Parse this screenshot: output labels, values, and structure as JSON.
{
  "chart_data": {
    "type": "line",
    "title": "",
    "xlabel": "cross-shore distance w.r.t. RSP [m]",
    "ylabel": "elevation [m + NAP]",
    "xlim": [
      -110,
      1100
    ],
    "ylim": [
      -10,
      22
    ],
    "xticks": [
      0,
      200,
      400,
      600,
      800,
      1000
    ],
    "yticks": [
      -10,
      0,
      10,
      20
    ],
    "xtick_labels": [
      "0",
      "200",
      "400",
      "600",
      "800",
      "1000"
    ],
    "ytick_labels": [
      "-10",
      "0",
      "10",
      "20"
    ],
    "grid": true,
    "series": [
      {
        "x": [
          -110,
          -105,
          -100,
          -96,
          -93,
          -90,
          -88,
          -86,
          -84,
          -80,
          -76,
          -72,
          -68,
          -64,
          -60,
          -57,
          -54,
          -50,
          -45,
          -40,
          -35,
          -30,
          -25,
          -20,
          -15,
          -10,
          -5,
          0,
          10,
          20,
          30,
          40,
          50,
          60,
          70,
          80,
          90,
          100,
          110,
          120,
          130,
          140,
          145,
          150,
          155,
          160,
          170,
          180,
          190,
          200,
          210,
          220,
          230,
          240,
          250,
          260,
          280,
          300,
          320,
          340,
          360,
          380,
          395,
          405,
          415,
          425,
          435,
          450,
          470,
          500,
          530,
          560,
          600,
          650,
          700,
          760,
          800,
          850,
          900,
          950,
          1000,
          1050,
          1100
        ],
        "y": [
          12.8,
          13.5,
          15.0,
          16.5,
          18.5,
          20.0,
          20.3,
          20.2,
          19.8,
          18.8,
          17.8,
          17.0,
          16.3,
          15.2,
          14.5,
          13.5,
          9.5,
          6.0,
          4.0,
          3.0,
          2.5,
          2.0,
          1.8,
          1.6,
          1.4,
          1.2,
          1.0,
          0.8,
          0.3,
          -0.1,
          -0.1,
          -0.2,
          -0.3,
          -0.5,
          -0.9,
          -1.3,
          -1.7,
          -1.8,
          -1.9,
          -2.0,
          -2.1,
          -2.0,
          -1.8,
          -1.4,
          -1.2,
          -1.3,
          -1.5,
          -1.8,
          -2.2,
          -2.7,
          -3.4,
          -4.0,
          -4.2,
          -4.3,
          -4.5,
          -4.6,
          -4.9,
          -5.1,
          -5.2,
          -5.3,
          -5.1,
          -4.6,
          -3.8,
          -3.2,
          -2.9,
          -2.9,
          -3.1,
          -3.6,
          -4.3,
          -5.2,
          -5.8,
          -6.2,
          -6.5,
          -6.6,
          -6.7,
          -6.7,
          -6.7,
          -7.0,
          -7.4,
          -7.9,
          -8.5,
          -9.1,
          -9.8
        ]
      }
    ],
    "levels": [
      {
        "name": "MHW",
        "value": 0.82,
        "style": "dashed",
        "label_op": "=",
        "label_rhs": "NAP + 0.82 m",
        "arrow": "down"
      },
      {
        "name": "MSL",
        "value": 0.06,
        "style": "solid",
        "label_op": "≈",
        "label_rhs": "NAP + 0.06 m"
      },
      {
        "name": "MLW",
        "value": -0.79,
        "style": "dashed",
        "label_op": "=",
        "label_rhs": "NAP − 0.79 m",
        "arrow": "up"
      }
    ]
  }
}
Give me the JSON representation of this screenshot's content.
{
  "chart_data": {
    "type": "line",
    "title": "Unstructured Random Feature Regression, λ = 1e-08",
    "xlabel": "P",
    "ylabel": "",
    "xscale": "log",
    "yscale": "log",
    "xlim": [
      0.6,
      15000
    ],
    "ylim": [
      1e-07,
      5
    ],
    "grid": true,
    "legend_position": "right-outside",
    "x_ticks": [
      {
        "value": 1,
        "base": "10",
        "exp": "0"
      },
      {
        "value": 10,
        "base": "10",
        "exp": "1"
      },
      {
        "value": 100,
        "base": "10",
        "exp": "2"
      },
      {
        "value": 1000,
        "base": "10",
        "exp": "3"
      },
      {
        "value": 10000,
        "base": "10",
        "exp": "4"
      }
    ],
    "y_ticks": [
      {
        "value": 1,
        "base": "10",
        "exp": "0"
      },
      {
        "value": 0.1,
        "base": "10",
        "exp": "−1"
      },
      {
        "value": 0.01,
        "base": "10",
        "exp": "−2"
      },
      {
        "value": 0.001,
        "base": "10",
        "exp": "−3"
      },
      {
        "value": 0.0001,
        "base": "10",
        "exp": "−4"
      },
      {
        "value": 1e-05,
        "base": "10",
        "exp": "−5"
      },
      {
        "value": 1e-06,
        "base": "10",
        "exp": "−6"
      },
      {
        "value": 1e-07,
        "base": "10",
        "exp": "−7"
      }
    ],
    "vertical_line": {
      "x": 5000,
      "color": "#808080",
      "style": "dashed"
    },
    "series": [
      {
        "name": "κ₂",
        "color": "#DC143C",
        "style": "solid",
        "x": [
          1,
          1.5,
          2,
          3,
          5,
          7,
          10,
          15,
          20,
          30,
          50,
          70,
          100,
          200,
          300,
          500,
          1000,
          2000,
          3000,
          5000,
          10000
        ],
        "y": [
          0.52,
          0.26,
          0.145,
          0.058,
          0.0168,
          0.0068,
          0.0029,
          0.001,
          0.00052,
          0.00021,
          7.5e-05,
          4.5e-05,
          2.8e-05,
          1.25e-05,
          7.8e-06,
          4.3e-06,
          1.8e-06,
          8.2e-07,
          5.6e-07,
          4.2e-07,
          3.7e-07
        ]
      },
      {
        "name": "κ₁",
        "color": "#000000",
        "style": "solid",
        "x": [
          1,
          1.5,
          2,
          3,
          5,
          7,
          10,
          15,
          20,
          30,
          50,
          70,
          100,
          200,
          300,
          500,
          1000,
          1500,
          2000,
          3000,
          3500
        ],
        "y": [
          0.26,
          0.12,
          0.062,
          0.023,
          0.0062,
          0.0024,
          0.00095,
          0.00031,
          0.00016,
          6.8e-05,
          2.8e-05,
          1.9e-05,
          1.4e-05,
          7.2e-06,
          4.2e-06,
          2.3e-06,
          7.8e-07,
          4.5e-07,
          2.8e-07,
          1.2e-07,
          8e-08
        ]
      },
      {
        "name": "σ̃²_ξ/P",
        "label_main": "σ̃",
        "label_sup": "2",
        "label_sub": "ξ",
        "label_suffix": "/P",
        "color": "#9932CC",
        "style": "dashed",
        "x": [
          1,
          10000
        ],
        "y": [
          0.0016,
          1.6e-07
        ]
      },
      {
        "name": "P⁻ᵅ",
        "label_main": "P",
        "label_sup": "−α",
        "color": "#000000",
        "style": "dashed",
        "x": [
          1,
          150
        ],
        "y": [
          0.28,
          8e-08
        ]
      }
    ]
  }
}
•••••
Say how many lines of the listing above contain "name", with no other words.

[ANSWER TO THIS PROBLEM]:
7